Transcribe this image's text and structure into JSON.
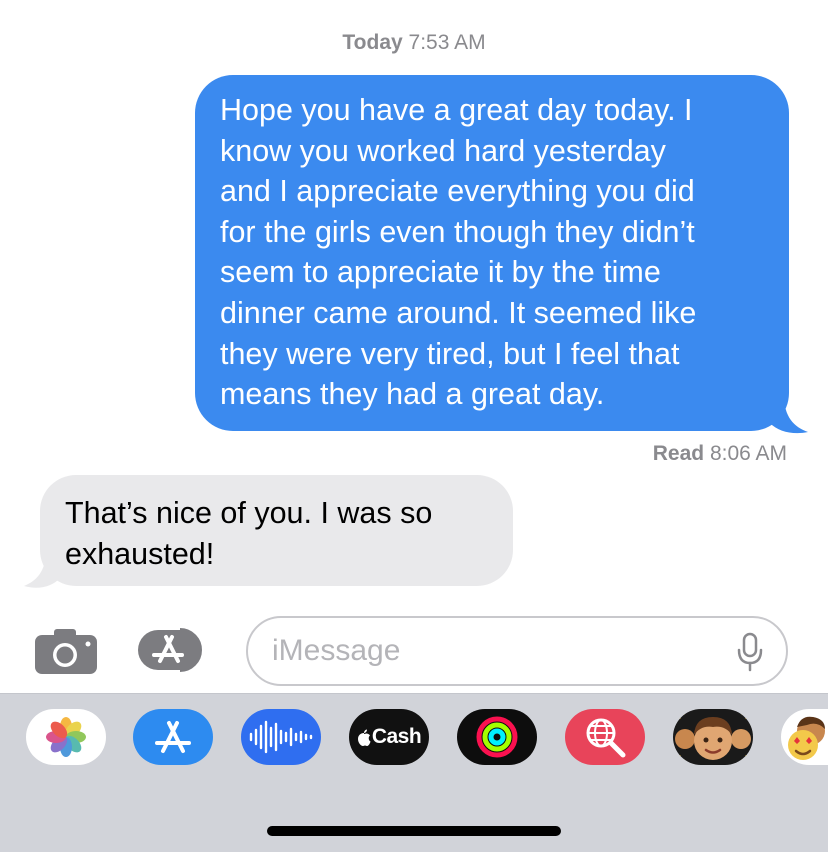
{
  "header": {
    "timestamp_day": "Today",
    "timestamp_time": "7:53 AM"
  },
  "messages": {
    "outgoing": [
      "Hope you have a great day today. I",
      "know you worked hard yesterday",
      "and I appreciate everything you did",
      "for the girls even though they didn’t",
      "seem to appreciate it by the time",
      "dinner came around. It seemed like",
      "they were very tired, but I feel that",
      "means they had a great day."
    ],
    "read_receipt": {
      "label": "Read",
      "time": "8:06 AM"
    },
    "incoming": [
      "That’s nice of you.  I was so",
      "exhausted!"
    ]
  },
  "composer": {
    "placeholder": "iMessage",
    "value": "",
    "camera_icon": "camera-icon",
    "apps_icon": "app-store-icon",
    "mic_icon": "microphone-icon"
  },
  "app_drawer": {
    "apps": [
      {
        "name": "photos",
        "icon": "photos-icon"
      },
      {
        "name": "app-store",
        "icon": "app-store-icon"
      },
      {
        "name": "audio-message",
        "icon": "waveform-icon"
      },
      {
        "name": "apple-cash",
        "icon": "cash-icon",
        "label": "Cash"
      },
      {
        "name": "fitness",
        "icon": "activity-rings-icon"
      },
      {
        "name": "images-search",
        "icon": "globe-search-icon"
      },
      {
        "name": "memoji",
        "icon": "memoji-icon"
      },
      {
        "name": "memoji-stickers",
        "icon": "memoji-stickers-icon"
      }
    ]
  },
  "colors": {
    "outgoing_bubble": "#3b8aef",
    "incoming_bubble": "#e9e9eb",
    "timestamp_gray": "#8a8a8e",
    "drawer_background": "#d1d3d9"
  }
}
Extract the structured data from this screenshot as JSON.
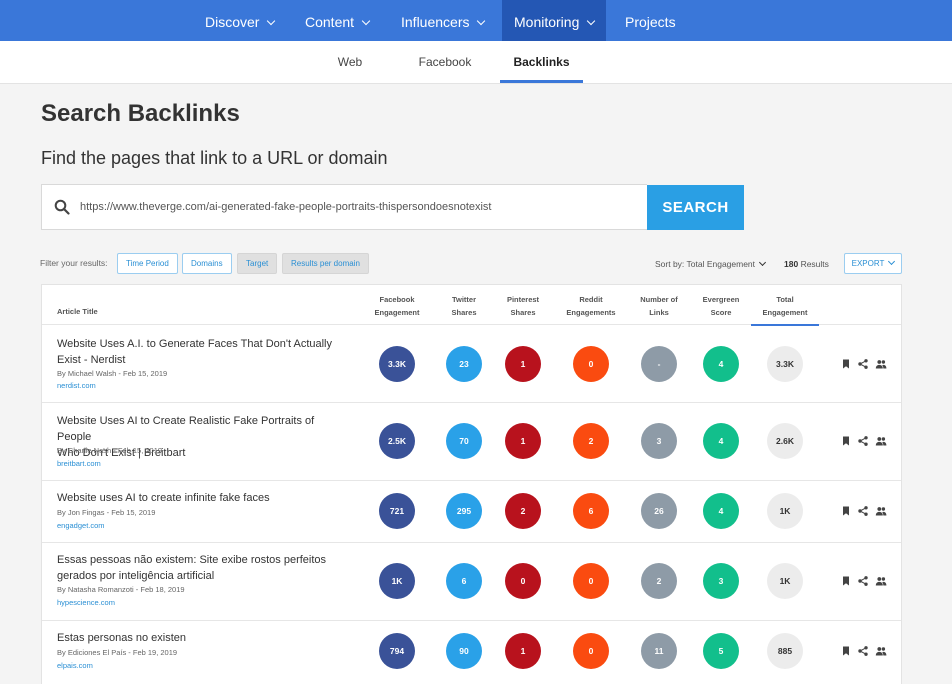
{
  "topnav": {
    "items": [
      {
        "label": "Discover"
      },
      {
        "label": "Content"
      },
      {
        "label": "Influencers"
      },
      {
        "label": "Monitoring"
      },
      {
        "label": "Projects"
      }
    ],
    "active": "Monitoring"
  },
  "subnav": {
    "tabs": [
      {
        "label": "Web"
      },
      {
        "label": "Facebook"
      },
      {
        "label": "Backlinks"
      }
    ],
    "active": "Backlinks"
  },
  "page": {
    "title": "Search Backlinks",
    "subtitle": "Find the pages that link to a URL or domain"
  },
  "search": {
    "value": "https://www.theverge.com/ai-generated-fake-people-portraits-thispersondoesnotexist",
    "button_label": "SEARCH"
  },
  "filters": {
    "label": "Filter your results:",
    "buttons": [
      {
        "label": "Time Period"
      },
      {
        "label": "Domains"
      },
      {
        "label": "Target"
      },
      {
        "label": "Results per domain"
      }
    ],
    "sort_label": "Sort by: Total Engagement",
    "results_count": "180",
    "results_suffix": "Results",
    "export_label": "EXPORT"
  },
  "table": {
    "headers": {
      "title": "Article Title",
      "facebook": [
        "Facebook",
        "Engagement"
      ],
      "twitter": [
        "Twitter",
        "Shares"
      ],
      "pinterest": [
        "Pinterest",
        "Shares"
      ],
      "reddit": [
        "Reddit",
        "Engagements"
      ],
      "links": [
        "Number of",
        "Links"
      ],
      "evergreen": [
        "Evergreen",
        "Score"
      ],
      "total": [
        "Total",
        "Engagement"
      ]
    },
    "rows": [
      {
        "title_line1": "Website Uses A.I. to Generate Faces That Don't Actually",
        "title_line2": "Exist - Nerdist",
        "byline": "By Michael Walsh - Feb 15, 2019",
        "domain": "nerdist.com",
        "facebook": "3.3K",
        "twitter": "23",
        "pinterest": "1",
        "reddit": "0",
        "links": "-",
        "evergreen": "4",
        "total": "3.3K"
      },
      {
        "title_line1": "Website Uses AI to Create Realistic Fake Portraits of People",
        "title_line2": "Who Don't Exist | Breitbart",
        "byline": "By Charlie Nash - Feb 15, 2019",
        "domain": "breitbart.com",
        "facebook": "2.5K",
        "twitter": "70",
        "pinterest": "1",
        "reddit": "2",
        "links": "3",
        "evergreen": "4",
        "total": "2.6K"
      },
      {
        "title_line1": "Website uses AI to create infinite fake faces",
        "title_line2": "",
        "byline": "By Jon Fingas - Feb 15, 2019",
        "domain": "engadget.com",
        "facebook": "721",
        "twitter": "295",
        "pinterest": "2",
        "reddit": "6",
        "links": "26",
        "evergreen": "4",
        "total": "1K"
      },
      {
        "title_line1": "Essas pessoas não existem: Site exibe rostos perfeitos",
        "title_line2": "gerados por inteligência artificial",
        "byline": "By Natasha Romanzoti - Feb 18, 2019",
        "domain": "hypescience.com",
        "facebook": "1K",
        "twitter": "6",
        "pinterest": "0",
        "reddit": "0",
        "links": "2",
        "evergreen": "3",
        "total": "1K"
      },
      {
        "title_line1": "Estas personas no existen",
        "title_line2": "",
        "byline": "By Ediciones El País - Feb 19, 2019",
        "domain": "elpais.com",
        "facebook": "794",
        "twitter": "90",
        "pinterest": "1",
        "reddit": "0",
        "links": "11",
        "evergreen": "5",
        "total": "885"
      }
    ]
  },
  "colors": {
    "topnav": "#3a77d9",
    "topnav_active": "#2457b4",
    "search_button": "#2a9fe4",
    "facebook": "#3a5298",
    "twitter": "#2aa1e8",
    "pinterest": "#b8121d",
    "reddit": "#fa4b10",
    "links": "#8e9ba7",
    "evergreen": "#12bf8c"
  }
}
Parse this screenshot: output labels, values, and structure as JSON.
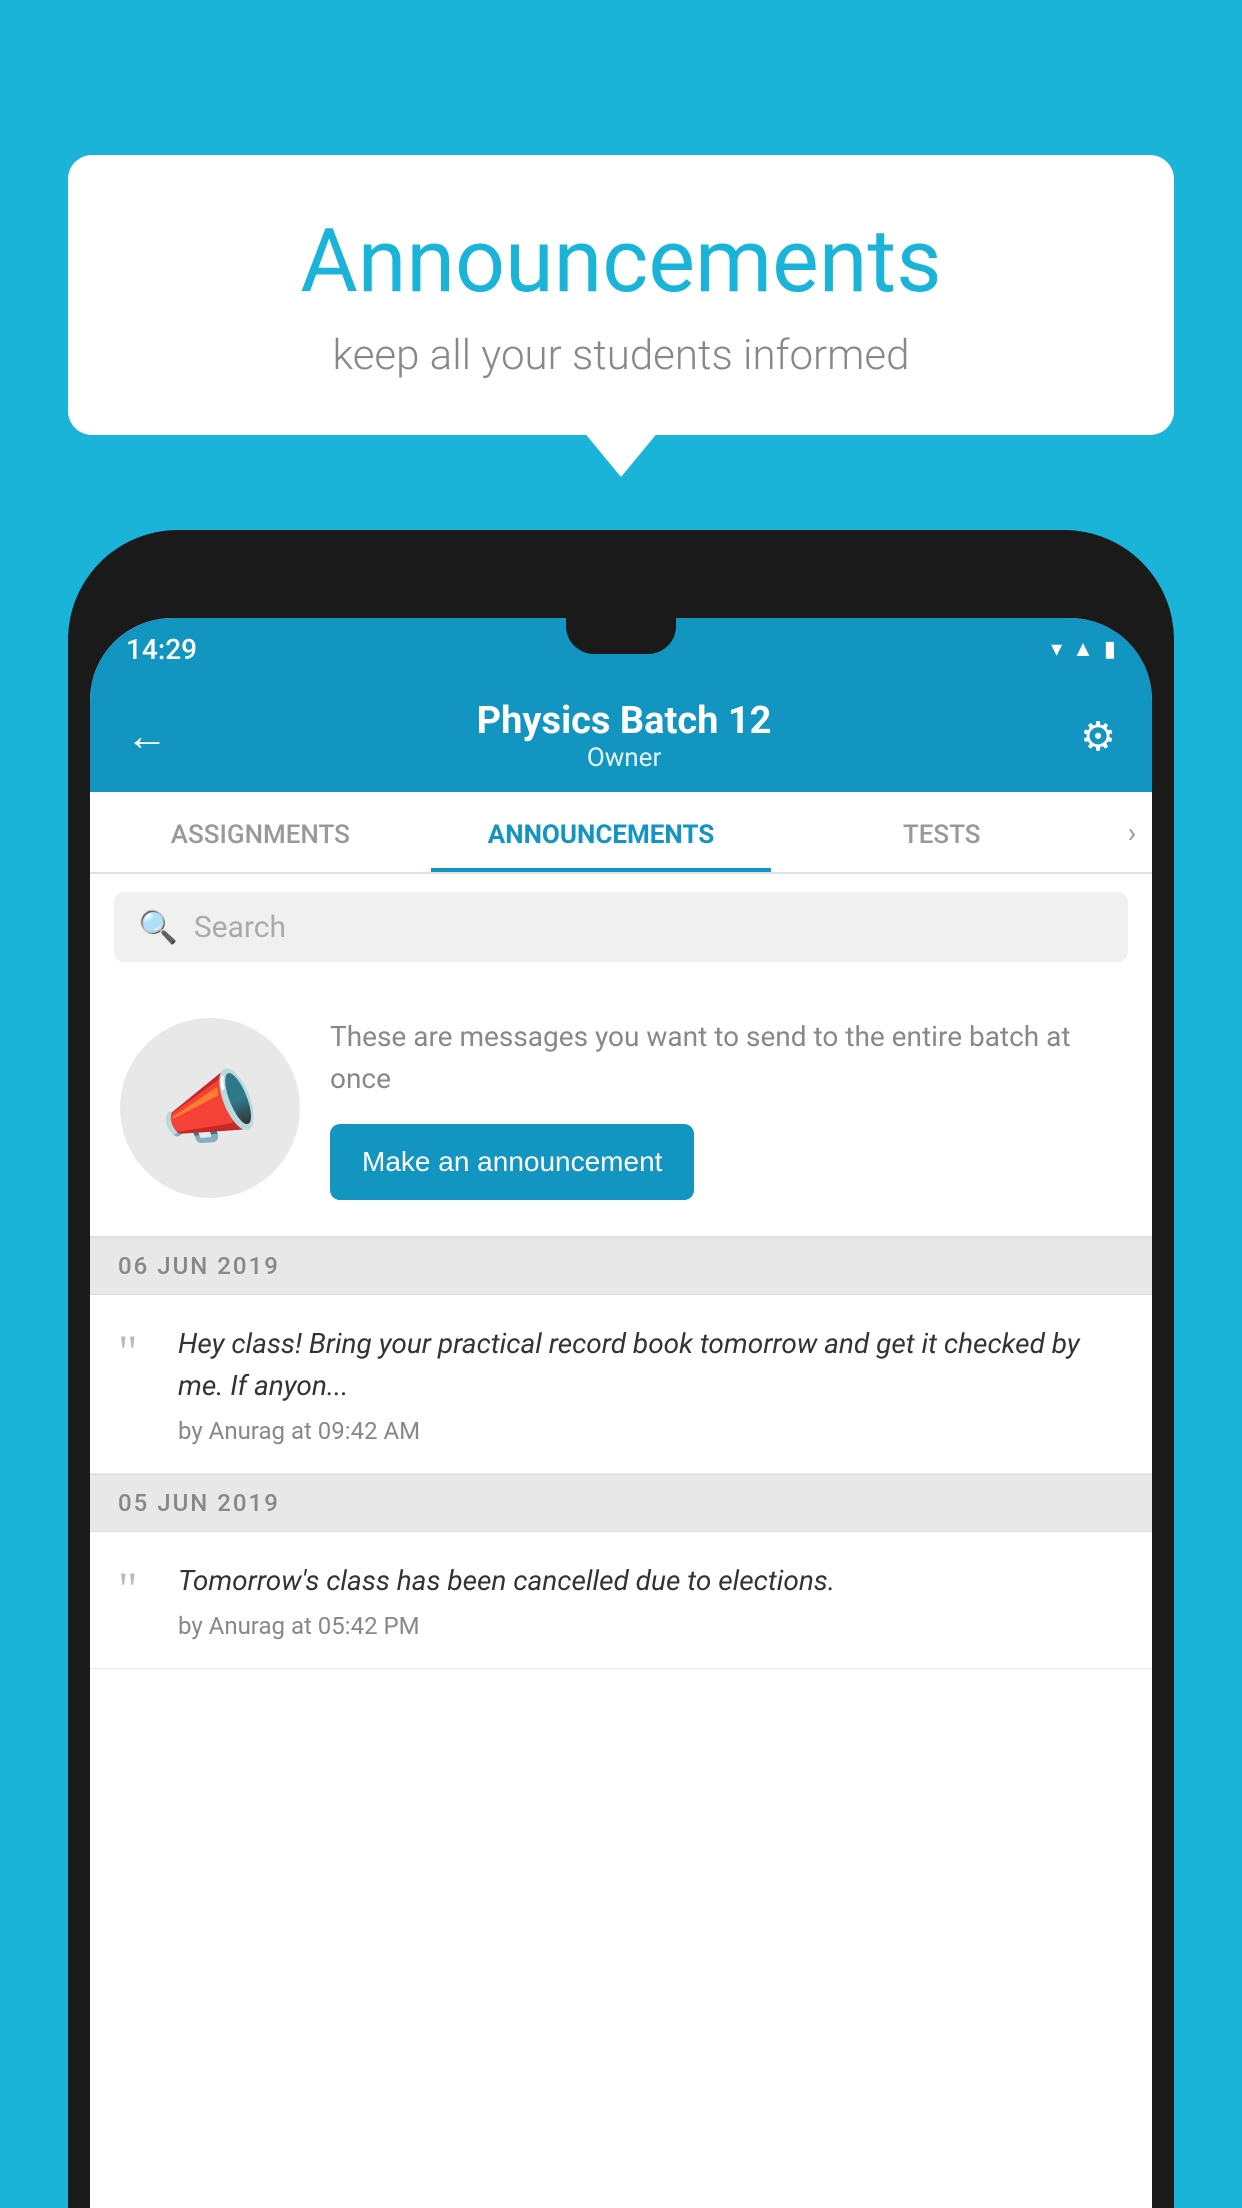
{
  "background_color": "#1ab4d8",
  "speech_bubble": {
    "title": "Announcements",
    "subtitle": "keep all your students informed"
  },
  "phone": {
    "status_bar": {
      "time": "14:29",
      "icons": [
        "wifi",
        "signal",
        "battery"
      ]
    },
    "header": {
      "title": "Physics Batch 12",
      "subtitle": "Owner",
      "back_label": "←",
      "settings_label": "⚙"
    },
    "tabs": [
      {
        "label": "ASSIGNMENTS",
        "active": false
      },
      {
        "label": "ANNOUNCEMENTS",
        "active": true
      },
      {
        "label": "TESTS",
        "active": false
      }
    ],
    "search": {
      "placeholder": "Search"
    },
    "promo": {
      "description": "These are messages you want to send to the entire batch at once",
      "button_label": "Make an announcement"
    },
    "announcements": [
      {
        "date": "06  JUN  2019",
        "message": "Hey class! Bring your practical record book tomorrow and get it checked by me. If anyon...",
        "meta": "by Anurag at 09:42 AM"
      },
      {
        "date": "05  JUN  2019",
        "message": "Tomorrow's class has been cancelled due to elections.",
        "meta": "by Anurag at 05:42 PM"
      }
    ]
  }
}
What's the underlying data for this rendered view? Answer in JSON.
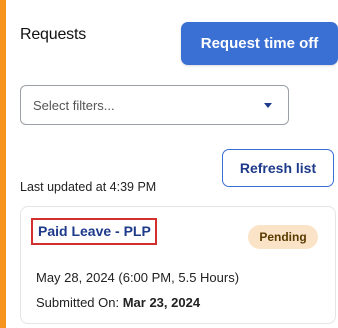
{
  "header": {
    "title": "Requests",
    "request_button": "Request time off"
  },
  "filters": {
    "placeholder": "Select filters..."
  },
  "refresh": {
    "label": "Refresh list",
    "last_updated": "Last updated at 4:39 PM"
  },
  "request_card": {
    "type": "Paid Leave - PLP",
    "status": "Pending",
    "dates": "May 28, 2024 (6:00 PM, 5.5 Hours)",
    "submitted_label": "Submitted On:",
    "submitted_date": "Mar 23, 2024"
  },
  "colors": {
    "background": "#f7941d",
    "primary": "#3a6fd3",
    "link": "#1e3a8a",
    "highlight_box": "#d32f2f",
    "badge_bg": "#fbe3c7"
  }
}
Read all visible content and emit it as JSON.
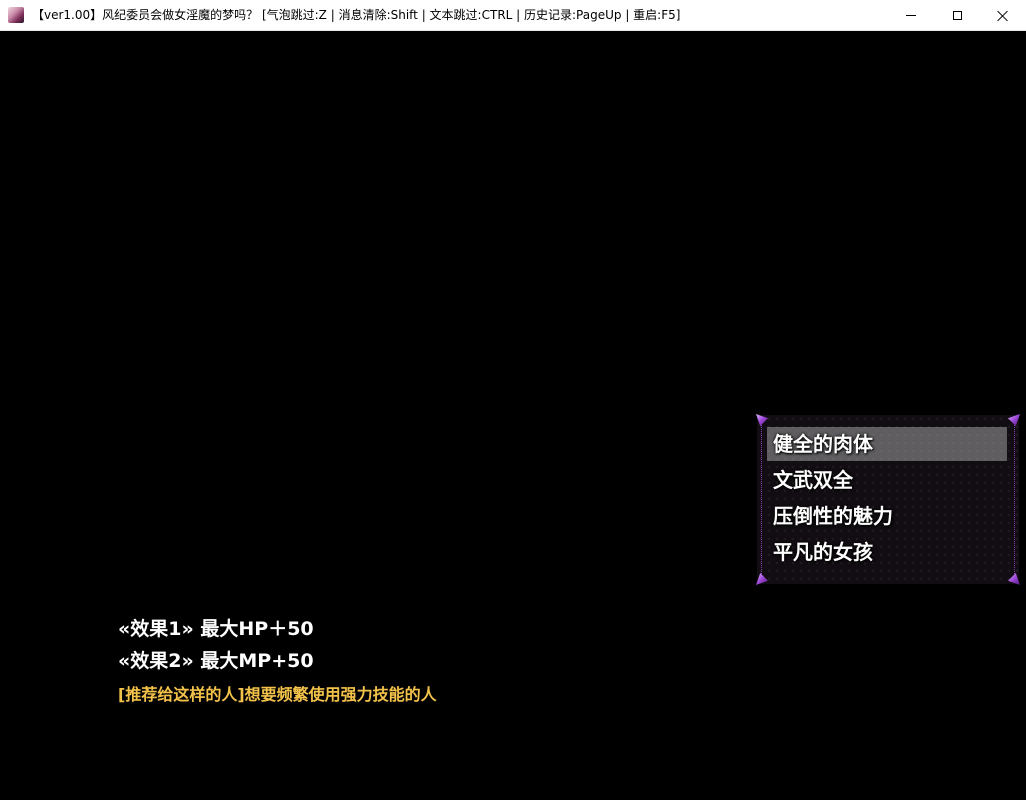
{
  "window": {
    "title": "【ver1.00】风纪委员会做女淫魔的梦吗？  [气泡跳过:Z | 消息清除:Shift | 文本跳过:CTRL | 历史记录:PageUp | 重启:F5]",
    "icon": "app-icon",
    "controls": [
      "minimize-icon",
      "maximize-icon",
      "close-icon"
    ]
  },
  "choices": {
    "items": [
      {
        "label": "健全的肉体",
        "selected": true
      },
      {
        "label": "文武双全",
        "selected": false
      },
      {
        "label": "压倒性的魅力",
        "selected": false
      },
      {
        "label": "平凡的女孩",
        "selected": false
      }
    ],
    "accent_color": "#9b46d6"
  },
  "description": {
    "effect_1": "«效果1» 最大HP＋50",
    "effect_2": "«效果2» 最大MP+50",
    "recommend": "[推荐给这样的人]想要频繁使用强力技能的人",
    "recommend_color": "#f2c24a"
  }
}
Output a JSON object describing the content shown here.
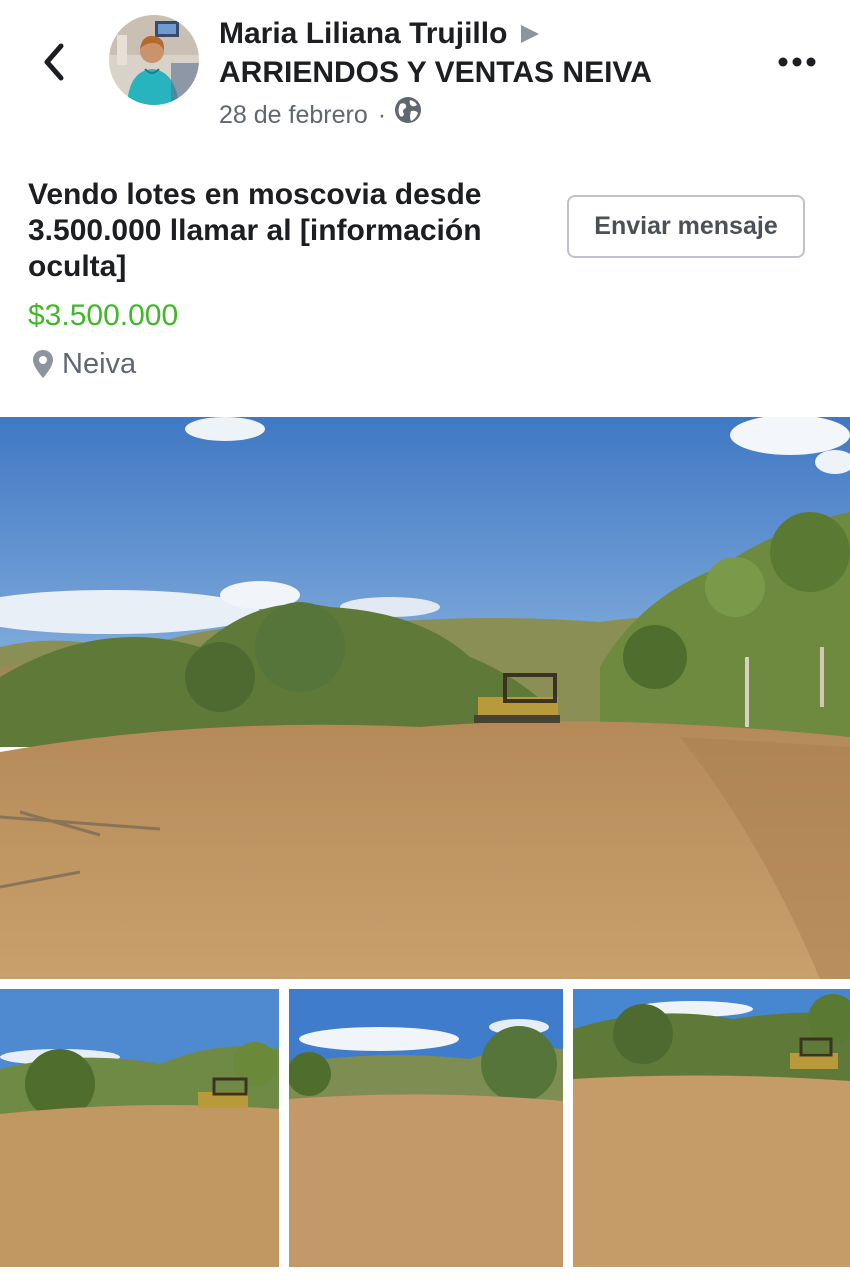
{
  "post": {
    "author": "Maria Liliana Trujillo",
    "group": "ARRIENDOS Y VENTAS NEIVA",
    "date": "28 de febrero",
    "separator": "·"
  },
  "listing": {
    "title": "Vendo lotes en moscovia desde 3.500.000 llamar al [información oculta]",
    "price": "$3.500.000",
    "location": "Neiva",
    "message_button": "Enviar mensaje"
  },
  "icons": {
    "back": "chevron-left-icon",
    "forward": "play-arrow-icon",
    "privacy": "globe-icon",
    "more": "more-horizontal-icon",
    "location": "map-pin-icon"
  },
  "colors": {
    "price": "#42b72a",
    "secondary_text": "#606770",
    "button_border": "#bec3c9"
  },
  "photos": {
    "main": "cleared-lot-with-bulldozer-photo",
    "thumbnails": [
      "lot-thumbnail-1",
      "lot-thumbnail-2",
      "lot-thumbnail-3"
    ]
  }
}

-=-=-

Find each line holding the string "globe" and copy it out.

        "icon": "globe-search-icon"
    "privacy": "globe-icon",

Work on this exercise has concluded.